## Instructions to follow
What is the number of lines containing the word "रमचय"? Please answer with that number and nothing more.

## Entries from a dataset
<<<<

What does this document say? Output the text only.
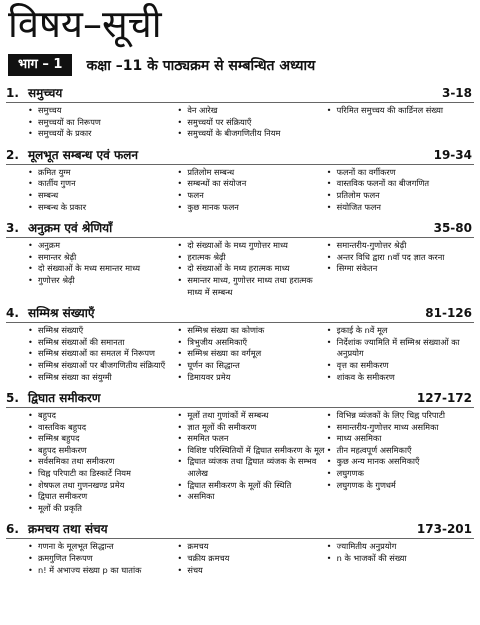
विषय–सूची
भाग – 1	कक्षा –11 के पाठ्यक्रम से सम्बन्धित अध्याय
1. समुच्चय	3-18
• समुच्चय
• समुच्चयों का निरूपण
• समुच्चयों के प्रकार
• वेन आरेख
• समुच्चयों पर संक्रियाएँ
• समुच्चयों के बीजगणितीय नियम
• परिमित समुच्चय की कार्डिनल संख्या
2. मूलभूत सम्बन्ध एवं फलन	19-34
• क्रमित युग्म
• कार्तीय गुणन
• सम्बन्ध
• सम्बन्ध के प्रकार
• प्रतिलोम सम्बन्ध
• सम्बन्धों का संयोजन
• फलन
• कुछ मानक फलन
• फलनों का वर्गीकरण
• वास्तविक फलनों का बीजगणित
• प्रतिलोम फलन
• संयोजित फलन
3. अनुक्रम एवं श्रेणियाँ	35-80
• अनुक्रम
• समान्तर श्रेढ़ी
• दो संख्याओं के मध्य समान्तर माध्य
• गुणोत्तर श्रेढ़ी
• दो संख्याओं के मध्य गुणोत्तर माध्य
• हरात्मक श्रेढ़ी
• दो संख्याओं के मध्य हरात्मक माध्य
• समान्तर माध्य, गुणोत्तर माध्य तथा हरात्मक माध्य में सम्बन्ध
• समान्तरीय-गुणोत्तर श्रेढ़ी
• अन्तर विधि द्वारा nवाँ पद ज्ञात करना
• सिग्मा संकेतन
4. सम्मिश्र संख्याएँ	81-126
• सम्मिश्र संख्याएँ
• सम्मिश्र संख्याओं की समानता
• सम्मिश्र संख्याओं का समतल में निरूपण
• सम्मिश्र संख्याओं पर बीजगणितीय संक्रियाएँ
• सम्मिश्र संख्या का संयुग्मी
• सम्मिश्र संख्या का कोणांक
• त्रिभुजीय असमिकाएँ
• सम्मिश्र संख्या का वर्गमूल
• घूर्णन का सिद्धान्त
• डिमायवर प्रमेय
• इकाई के nवें मूल
• निर्देशांक ज्यामिति में सम्मिश्र संख्याओं का अनुप्रयोग
• वृत्त का समीकरण
• शांकव के समीकरण
5. द्विघात समीकरण	127-172
• बहुपद
• वास्तविक बहुपद
• सम्मिश्र बहुपद
• बहुपद समीकरण
• सर्वसमिका तथा समीकरण
• चिह्न परिपाटी का डिस्कार्टे नियम
• शेषफल तथा गुणनखण्ड प्रमेय
• द्विघात समीकरण
• मूलों की प्रकृति
• मूलों तथा गुणांकों में सम्बन्ध
• ज्ञात मूलों की समीकरण
• सममित फलन
• विशिष्ट परिस्थितियों में द्विघात समीकरण के मूल
• द्विघात व्यंजक तथा द्विघात व्यंजक के सम्भव आलेख
• द्विघात समीकरण के मूलों की स्थिति
• असमिका
• विभिन्न व्यंजकों के लिए चिह्न परिपाटी
• समान्तरीय-गुणोत्तर माध्य असमिका
• माध्य असमिका
• तीन महत्वपूर्ण असमिकाएँ
• कुछ अन्य मानक असमिकाएँ
• लघुगणक
• लघुगणक के गुणधर्म
6. क्रमचय तथा संचय	173-201
• गणना के मूलभूत सिद्धान्त
• क्रमगुणित निरूपण
• n! में अभाज्य संख्या p का घातांक
• क्रमचय
• चक्रीय क्रमचय
• संचय
• ज्यामितीय अनुप्रयोग
• n के भाजकों की संख्या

>>>>

## Answer to the exercise
3